▶ WHAT TO WORK ON
Leave out the pictures and repeat the rest of the material exactly.

▶ DATA SUPPLIED
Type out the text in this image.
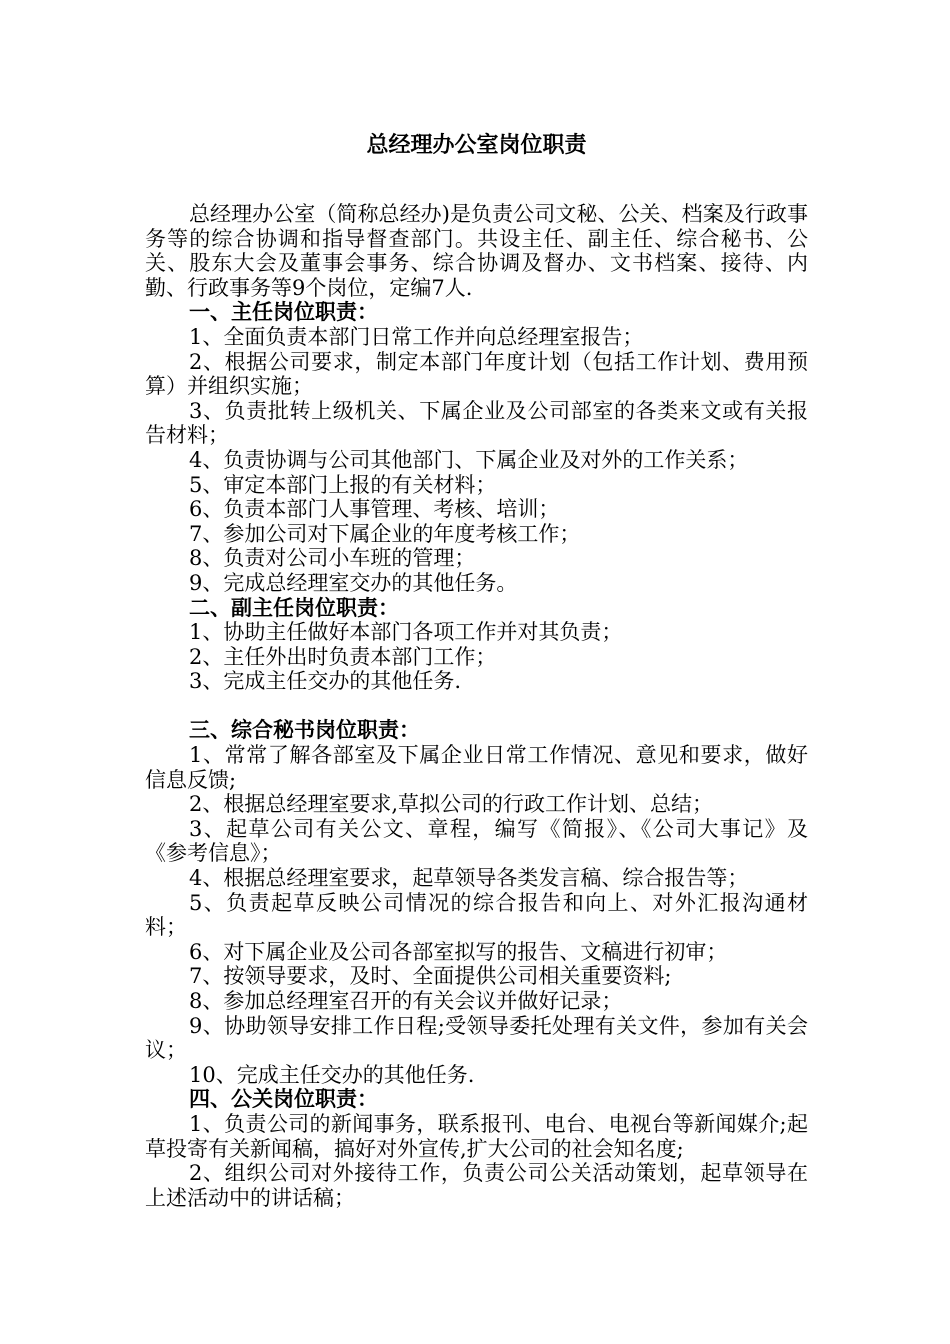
总经理办公室岗位职责

总经理办公室（简称总经办)是负责公司文秘、公关、档案及行政事务等的综合协调和指导督查部门。共设主任、副主任、综合秘书、公关、股东大会及董事会事务、综合协调及督办、文书档案、接待、内勤、行政事务等9个岗位，定编7人.

一、主任岗位职责：

1、全面负责本部门日常工作并向总经理室报告；

2、根据公司要求，制定本部门年度计划（包括工作计划、费用预算）并组织实施；

3、负责批转上级机关、下属企业及公司部室的各类来文或有关报告材料；

4、负责协调与公司其他部门、下属企业及对外的工作关系；

5、审定本部门上报的有关材料；

6、负责本部门人事管理、考核、培训；

7、参加公司对下属企业的年度考核工作；

8、负责对公司小车班的管理；

9、完成总经理室交办的其他任务。

二、副主任岗位职责：

1、协助主任做好本部门各项工作并对其负责；

2、主任外出时负责本部门工作；

3、完成主任交办的其他任务.

三、综合秘书岗位职责：

1、常常了解各部室及下属企业日常工作情况、意见和要求，做好信息反馈;

2、根据总经理室要求,草拟公司的行政工作计划、总结；

3、起草公司有关公文、章程，编写《简报》、《公司大事记》及《参考信息》；

4、根据总经理室要求，起草领导各类发言稿、综合报告等；

5、负责起草反映公司情况的综合报告和向上、对外汇报沟通材料；

6、对下属企业及公司各部室拟写的报告、文稿进行初审；

7、按领导要求，及时、全面提供公司相关重要资料;

8、参加总经理室召开的有关会议并做好记录；

9、协助领导安排工作日程;受领导委托处理有关文件，参加有关会议；

10、完成主任交办的其他任务.

四、公关岗位职责：

1、负责公司的新闻事务，联系报刊、电台、电视台等新闻媒介;起草投寄有关新闻稿，搞好对外宣传,扩大公司的社会知名度;

2、组织公司对外接待工作，负责公司公关活动策划，起草领导在上述活动中的讲话稿；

▶ ANSWER IN FULL
Type out the text in this image.
总经理办公室岗位职责

总经理办公室（简称总经办)是负责公司文秘、公关、档案及行政事务等的综合协调和指导督查部门。共设主任、副主任、综合秘书、公关、股东大会及董事会事务、综合协调及督办、文书档案、接待、内勤、行政事务等9个岗位，定编7人.

一、主任岗位职责：

1、全面负责本部门日常工作并向总经理室报告；

2、根据公司要求，制定本部门年度计划（包括工作计划、费用预算）并组织实施；

3、负责批转上级机关、下属企业及公司部室的各类来文或有关报告材料；

4、负责协调与公司其他部门、下属企业及对外的工作关系；

5、审定本部门上报的有关材料；

6、负责本部门人事管理、考核、培训；

7、参加公司对下属企业的年度考核工作；

8、负责对公司小车班的管理；

9、完成总经理室交办的其他任务。

二、副主任岗位职责：

1、协助主任做好本部门各项工作并对其负责；

2、主任外出时负责本部门工作；

3、完成主任交办的其他任务.

三、综合秘书岗位职责：

1、常常了解各部室及下属企业日常工作情况、意见和要求，做好信息反馈;

2、根据总经理室要求,草拟公司的行政工作计划、总结；

3、起草公司有关公文、章程，编写《简报》、《公司大事记》及《参考信息》；

4、根据总经理室要求，起草领导各类发言稿、综合报告等；

5、负责起草反映公司情况的综合报告和向上、对外汇报沟通材料；

6、对下属企业及公司各部室拟写的报告、文稿进行初审；

7、按领导要求，及时、全面提供公司相关重要资料;

8、参加总经理室召开的有关会议并做好记录；

9、协助领导安排工作日程;受领导委托处理有关文件，参加有关会议；

10、完成主任交办的其他任务.

四、公关岗位职责：

1、负责公司的新闻事务，联系报刊、电台、电视台等新闻媒介;起草投寄有关新闻稿，搞好对外宣传,扩大公司的社会知名度;

2、组织公司对外接待工作，负责公司公关活动策划，起草领导在上述活动中的讲话稿；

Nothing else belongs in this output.